Input records
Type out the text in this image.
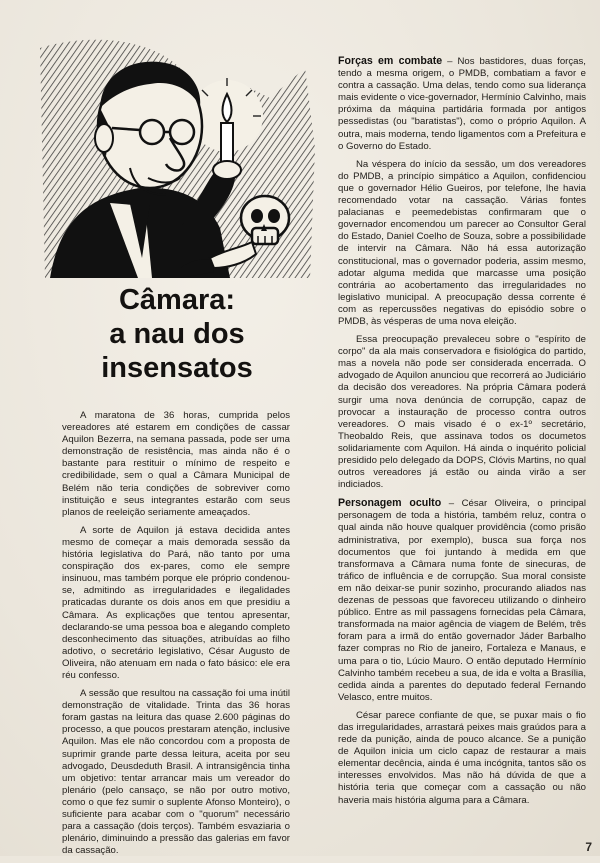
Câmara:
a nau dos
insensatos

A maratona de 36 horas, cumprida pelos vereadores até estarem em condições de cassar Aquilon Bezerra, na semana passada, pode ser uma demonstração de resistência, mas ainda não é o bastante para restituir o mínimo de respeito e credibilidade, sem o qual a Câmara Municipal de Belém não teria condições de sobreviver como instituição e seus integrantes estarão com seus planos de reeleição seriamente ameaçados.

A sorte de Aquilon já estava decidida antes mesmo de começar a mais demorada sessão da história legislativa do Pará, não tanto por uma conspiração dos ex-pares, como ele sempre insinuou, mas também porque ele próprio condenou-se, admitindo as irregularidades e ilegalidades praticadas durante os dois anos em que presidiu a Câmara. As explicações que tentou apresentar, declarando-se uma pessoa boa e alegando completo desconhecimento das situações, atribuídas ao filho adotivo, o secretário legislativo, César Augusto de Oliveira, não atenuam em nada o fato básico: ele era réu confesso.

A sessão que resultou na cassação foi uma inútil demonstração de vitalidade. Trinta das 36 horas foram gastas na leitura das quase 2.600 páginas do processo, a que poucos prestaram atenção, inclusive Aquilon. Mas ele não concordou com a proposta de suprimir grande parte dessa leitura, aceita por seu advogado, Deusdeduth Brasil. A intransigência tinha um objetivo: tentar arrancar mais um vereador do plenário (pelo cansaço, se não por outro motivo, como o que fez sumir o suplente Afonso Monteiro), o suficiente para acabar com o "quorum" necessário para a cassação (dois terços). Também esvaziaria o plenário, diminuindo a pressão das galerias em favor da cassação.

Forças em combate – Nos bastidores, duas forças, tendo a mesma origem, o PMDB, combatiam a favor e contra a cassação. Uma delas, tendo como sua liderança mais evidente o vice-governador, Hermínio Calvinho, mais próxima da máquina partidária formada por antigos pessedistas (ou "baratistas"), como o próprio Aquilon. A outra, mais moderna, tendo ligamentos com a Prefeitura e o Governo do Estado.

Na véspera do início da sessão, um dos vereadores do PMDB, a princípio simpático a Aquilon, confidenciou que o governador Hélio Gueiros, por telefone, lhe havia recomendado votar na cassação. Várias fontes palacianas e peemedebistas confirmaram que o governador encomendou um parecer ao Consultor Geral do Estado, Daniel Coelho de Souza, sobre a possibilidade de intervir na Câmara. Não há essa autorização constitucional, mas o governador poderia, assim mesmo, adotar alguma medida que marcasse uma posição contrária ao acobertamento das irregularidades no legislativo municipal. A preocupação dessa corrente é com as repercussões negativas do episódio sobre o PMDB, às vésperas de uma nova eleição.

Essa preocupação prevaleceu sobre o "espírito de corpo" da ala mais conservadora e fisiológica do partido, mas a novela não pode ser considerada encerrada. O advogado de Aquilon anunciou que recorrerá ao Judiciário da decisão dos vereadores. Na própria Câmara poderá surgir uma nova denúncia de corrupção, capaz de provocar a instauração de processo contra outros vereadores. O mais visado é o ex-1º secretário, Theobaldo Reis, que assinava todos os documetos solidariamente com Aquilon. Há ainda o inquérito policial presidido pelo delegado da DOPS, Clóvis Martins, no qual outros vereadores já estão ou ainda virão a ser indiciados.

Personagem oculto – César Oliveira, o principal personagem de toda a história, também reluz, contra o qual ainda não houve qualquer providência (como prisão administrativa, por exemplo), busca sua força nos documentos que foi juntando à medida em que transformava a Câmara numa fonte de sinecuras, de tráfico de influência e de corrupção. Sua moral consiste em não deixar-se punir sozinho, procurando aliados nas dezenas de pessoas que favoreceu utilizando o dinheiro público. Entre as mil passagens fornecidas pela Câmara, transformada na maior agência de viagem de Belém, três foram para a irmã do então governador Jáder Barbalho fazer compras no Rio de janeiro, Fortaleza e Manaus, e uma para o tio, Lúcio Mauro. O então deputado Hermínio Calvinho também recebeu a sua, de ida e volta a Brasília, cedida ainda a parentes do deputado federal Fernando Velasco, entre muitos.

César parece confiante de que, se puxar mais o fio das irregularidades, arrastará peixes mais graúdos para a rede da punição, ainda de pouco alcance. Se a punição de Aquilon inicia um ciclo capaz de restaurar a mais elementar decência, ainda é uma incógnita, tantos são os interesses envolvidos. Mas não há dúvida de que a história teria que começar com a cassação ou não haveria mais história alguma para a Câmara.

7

Task description
Restate the whole listing above exactly, please, omitting every image.

Task answer
Type out the text in this image.
Câmara:
a nau dos
insensatos

A maratona de 36 horas, cumprida pelos vereadores até estarem em condições de cassar Aquilon Bezerra, na semana passada, pode ser uma demonstração de resistência, mas ainda não é o bastante para restituir o mínimo de respeito e credibilidade, sem o qual a Câmara Municipal de Belém não teria condições de sobreviver como instituição e seus integrantes estarão com seus planos de reeleição seriamente ameaçados.

A sorte de Aquilon já estava decidida antes mesmo de começar a mais demorada sessão da história legislativa do Pará, não tanto por uma conspiração dos ex-pares, como ele sempre insinuou, mas também porque ele próprio condenou-se, admitindo as irregularidades e ilegalidades praticadas durante os dois anos em que presidiu a Câmara. As explicações que tentou apresentar, declarando-se uma pessoa boa e alegando completo desconhecimento das situações, atribuídas ao filho adotivo, o secretário legislativo, César Augusto de Oliveira, não atenuam em nada o fato básico: ele era réu confesso.

A sessão que resultou na cassação foi uma inútil demonstração de vitalidade. Trinta das 36 horas foram gastas na leitura das quase 2.600 páginas do processo, a que poucos prestaram atenção, inclusive Aquilon. Mas ele não concordou com a proposta de suprimir grande parte dessa leitura, aceita por seu advogado, Deusdeduth Brasil. A intransigência tinha um objetivo: tentar arrancar mais um vereador do plenário (pelo cansaço, se não por outro motivo, como o que fez sumir o suplente Afonso Monteiro), o suficiente para acabar com o "quorum" necessário para a cassação (dois terços). Também esvaziaria o plenário, diminuindo a pressão das galerias em favor da cassação.

Forças em combate – Nos bastidores, duas forças, tendo a mesma origem, o PMDB, combatiam a favor e contra a cassação. Uma delas, tendo como sua liderança mais evidente o vice-governador, Hermínio Calvinho, mais próxima da máquina partidária formada por antigos pessedistas (ou "baratistas"), como o próprio Aquilon. A outra, mais moderna, tendo ligamentos com a Prefeitura e o Governo do Estado.

Na véspera do início da sessão, um dos vereadores do PMDB, a princípio simpático a Aquilon, confidenciou que o governador Hélio Gueiros, por telefone, lhe havia recomendado votar na cassação. Várias fontes palacianas e peemedebistas confirmaram que o governador encomendou um parecer ao Consultor Geral do Estado, Daniel Coelho de Souza, sobre a possibilidade de intervir na Câmara. Não há essa autorização constitucional, mas o governador poderia, assim mesmo, adotar alguma medida que marcasse uma posição contrária ao acobertamento das irregularidades no legislativo municipal. A preocupação dessa corrente é com as repercussões negativas do episódio sobre o PMDB, às vésperas de uma nova eleição.

Essa preocupação prevaleceu sobre o "espírito de corpo" da ala mais conservadora e fisiológica do partido, mas a novela não pode ser considerada encerrada. O advogado de Aquilon anunciou que recorrerá ao Judiciário da decisão dos vereadores. Na própria Câmara poderá surgir uma nova denúncia de corrupção, capaz de provocar a instauração de processo contra outros vereadores. O mais visado é o ex-1º secretário, Theobaldo Reis, que assinava todos os documetos solidariamente com Aquilon. Há ainda o inquérito policial presidido pelo delegado da DOPS, Clóvis Martins, no qual outros vereadores já estão ou ainda virão a ser indiciados.

Personagem oculto – César Oliveira, o principal personagem de toda a história, também reluz, contra o qual ainda não houve qualquer providência (como prisão administrativa, por exemplo), busca sua força nos documentos que foi juntando à medida em que transformava a Câmara numa fonte de sinecuras, de tráfico de influência e de corrupção. Sua moral consiste em não deixar-se punir sozinho, procurando aliados nas dezenas de pessoas que favoreceu utilizando o dinheiro público. Entre as mil passagens fornecidas pela Câmara, transformada na maior agência de viagem de Belém, três foram para a irmã do então governador Jáder Barbalho fazer compras no Rio de janeiro, Fortaleza e Manaus, e uma para o tio, Lúcio Mauro. O então deputado Hermínio Calvinho também recebeu a sua, de ida e volta a Brasília, cedida ainda a parentes do deputado federal Fernando Velasco, entre muitos.

César parece confiante de que, se puxar mais o fio das irregularidades, arrastará peixes mais graúdos para a rede da punição, ainda de pouco alcance. Se a punição de Aquilon inicia um ciclo capaz de restaurar a mais elementar decência, ainda é uma incógnita, tantos são os interesses envolvidos. Mas não há dúvida de que a história teria que começar com a cassação ou não haveria mais história alguma para a Câmara.

7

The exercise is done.